• Exercise brief:
Copy only what lies from the line containing "Read all visible content and emit it as JSON." through the line containing "Output a JSON" in the entries below, keeping both end lines exact and dropping every picture.

***** Record extracts

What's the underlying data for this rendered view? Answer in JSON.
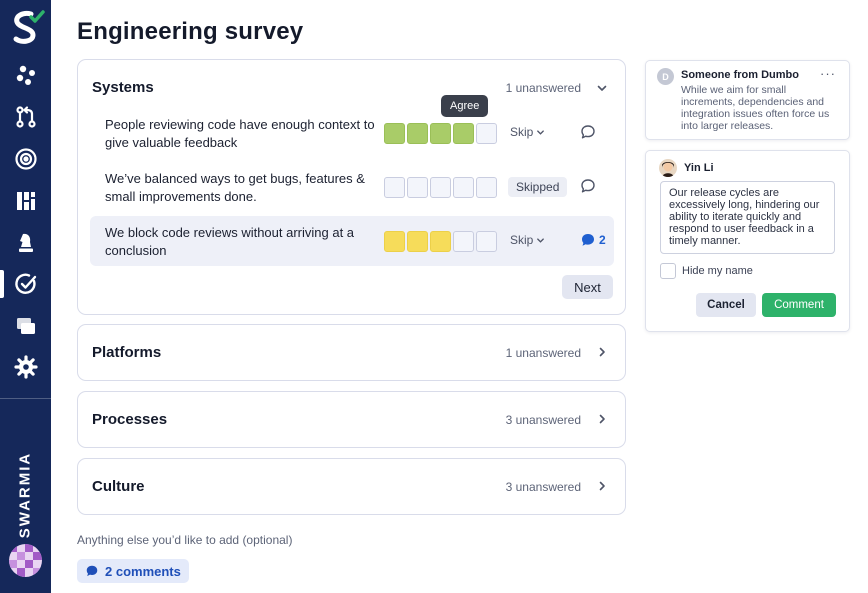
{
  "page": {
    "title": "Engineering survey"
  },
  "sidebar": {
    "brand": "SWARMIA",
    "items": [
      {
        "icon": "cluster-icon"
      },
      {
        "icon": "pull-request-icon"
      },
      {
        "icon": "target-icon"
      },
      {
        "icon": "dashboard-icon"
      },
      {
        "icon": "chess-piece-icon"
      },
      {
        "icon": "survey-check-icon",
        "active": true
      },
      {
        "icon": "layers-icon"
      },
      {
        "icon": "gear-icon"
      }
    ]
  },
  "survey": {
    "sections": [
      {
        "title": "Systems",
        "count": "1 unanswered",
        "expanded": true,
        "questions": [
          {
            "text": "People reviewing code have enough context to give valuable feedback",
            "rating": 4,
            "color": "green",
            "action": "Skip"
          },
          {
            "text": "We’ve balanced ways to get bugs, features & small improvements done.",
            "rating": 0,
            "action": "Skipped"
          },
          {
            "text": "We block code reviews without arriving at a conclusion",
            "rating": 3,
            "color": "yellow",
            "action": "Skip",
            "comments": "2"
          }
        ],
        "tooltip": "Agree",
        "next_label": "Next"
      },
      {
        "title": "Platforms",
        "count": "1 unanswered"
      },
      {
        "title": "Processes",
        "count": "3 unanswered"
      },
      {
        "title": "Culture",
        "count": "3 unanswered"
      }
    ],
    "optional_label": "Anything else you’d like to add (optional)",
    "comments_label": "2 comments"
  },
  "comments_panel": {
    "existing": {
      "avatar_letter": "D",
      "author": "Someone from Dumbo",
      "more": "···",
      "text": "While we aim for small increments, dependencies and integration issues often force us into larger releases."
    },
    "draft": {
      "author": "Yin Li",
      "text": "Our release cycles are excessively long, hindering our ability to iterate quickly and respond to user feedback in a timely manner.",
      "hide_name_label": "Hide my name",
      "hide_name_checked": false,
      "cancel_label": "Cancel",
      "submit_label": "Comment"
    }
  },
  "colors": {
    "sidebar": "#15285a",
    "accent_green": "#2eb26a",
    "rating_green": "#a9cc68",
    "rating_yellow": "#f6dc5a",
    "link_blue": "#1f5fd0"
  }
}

**********
***** Record extracts

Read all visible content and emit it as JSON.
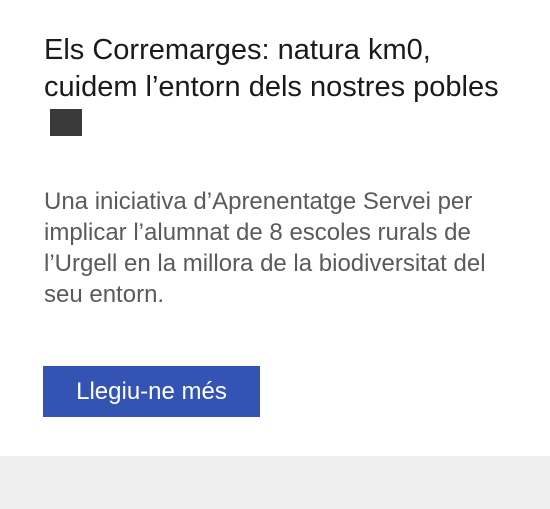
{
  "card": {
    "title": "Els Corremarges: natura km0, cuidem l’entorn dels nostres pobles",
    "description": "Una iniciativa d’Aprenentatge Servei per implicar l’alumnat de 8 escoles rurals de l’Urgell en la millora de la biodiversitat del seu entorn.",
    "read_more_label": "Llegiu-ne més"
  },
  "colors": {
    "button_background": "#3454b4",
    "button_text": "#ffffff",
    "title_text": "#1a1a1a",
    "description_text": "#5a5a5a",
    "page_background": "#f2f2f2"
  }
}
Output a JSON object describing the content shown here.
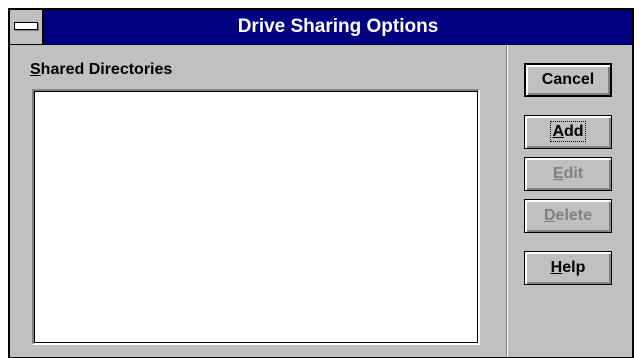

**********

• Output of the task:
Read all visible content and emit it as JSON.
{
  "card": {
    "title": "Els Corremarges: natura km0, cuidem l’entorn dels nostres pobles",
    "description": "Una iniciativa d’Aprenentatge Servei per implicar l’alumnat de 8 escoles rurals de l’Urgell en la millora de la biodiversitat del seu entorn.",
    "read_more_label": "Llegiu-ne més"
  },
  "colors": {
    "button_background": "#3454b4",
    "button_text": "#ffffff",
    "title_text": "#1a1a1a",
    "description_text": "#5a5a5a",
    "page_background": "#f2f2f2"
  }
}
Output a JSON object describing the content shown here.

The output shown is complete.